Task description
Each line that holds the word "analytics" is to be identified and copied.

── Recorded data

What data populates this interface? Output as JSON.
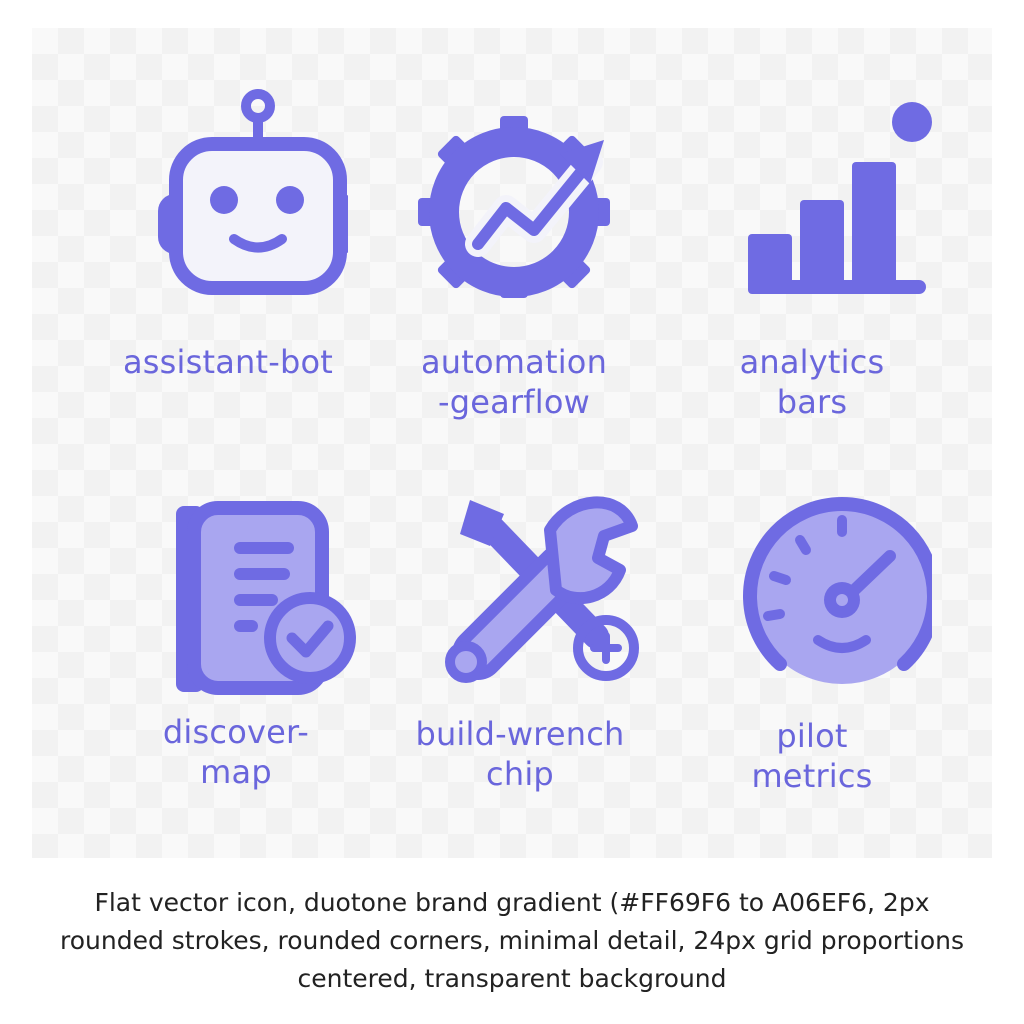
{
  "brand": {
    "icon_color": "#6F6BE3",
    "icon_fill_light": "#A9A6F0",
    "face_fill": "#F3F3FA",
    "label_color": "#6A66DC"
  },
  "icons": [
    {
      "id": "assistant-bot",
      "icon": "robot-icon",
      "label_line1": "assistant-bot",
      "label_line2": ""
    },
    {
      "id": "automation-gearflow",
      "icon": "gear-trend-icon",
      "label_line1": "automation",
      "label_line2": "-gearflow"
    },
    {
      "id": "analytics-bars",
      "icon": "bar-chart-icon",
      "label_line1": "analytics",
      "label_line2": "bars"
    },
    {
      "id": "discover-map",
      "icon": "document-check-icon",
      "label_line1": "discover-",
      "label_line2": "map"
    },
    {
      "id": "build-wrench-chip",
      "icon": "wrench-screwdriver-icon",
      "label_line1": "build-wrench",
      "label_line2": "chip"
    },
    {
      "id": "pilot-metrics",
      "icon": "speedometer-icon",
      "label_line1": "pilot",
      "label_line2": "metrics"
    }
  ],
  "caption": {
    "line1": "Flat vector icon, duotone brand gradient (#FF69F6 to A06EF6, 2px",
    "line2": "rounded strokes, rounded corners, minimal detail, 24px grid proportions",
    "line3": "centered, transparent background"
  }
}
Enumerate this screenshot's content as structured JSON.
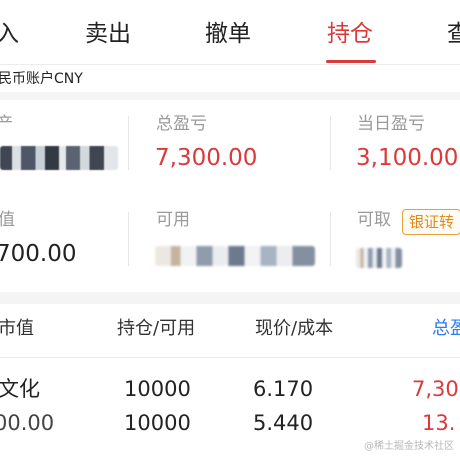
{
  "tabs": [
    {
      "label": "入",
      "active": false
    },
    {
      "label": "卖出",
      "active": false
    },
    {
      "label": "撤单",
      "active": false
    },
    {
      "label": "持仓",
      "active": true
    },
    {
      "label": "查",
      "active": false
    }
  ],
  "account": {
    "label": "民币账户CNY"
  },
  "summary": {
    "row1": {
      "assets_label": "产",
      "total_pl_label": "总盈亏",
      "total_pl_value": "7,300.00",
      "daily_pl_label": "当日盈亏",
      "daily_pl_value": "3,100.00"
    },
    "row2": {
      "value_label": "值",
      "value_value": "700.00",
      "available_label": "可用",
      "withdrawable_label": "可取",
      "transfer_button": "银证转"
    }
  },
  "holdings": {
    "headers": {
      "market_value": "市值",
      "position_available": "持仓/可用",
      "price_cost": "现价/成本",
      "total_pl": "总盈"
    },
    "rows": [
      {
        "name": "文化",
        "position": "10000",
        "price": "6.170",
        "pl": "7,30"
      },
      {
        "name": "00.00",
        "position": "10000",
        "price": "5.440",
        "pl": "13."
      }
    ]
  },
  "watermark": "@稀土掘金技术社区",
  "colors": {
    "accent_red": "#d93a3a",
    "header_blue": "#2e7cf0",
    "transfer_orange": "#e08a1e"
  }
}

────

Task solution
      "id": "analytics-bars",
      "label_line1": "analytics",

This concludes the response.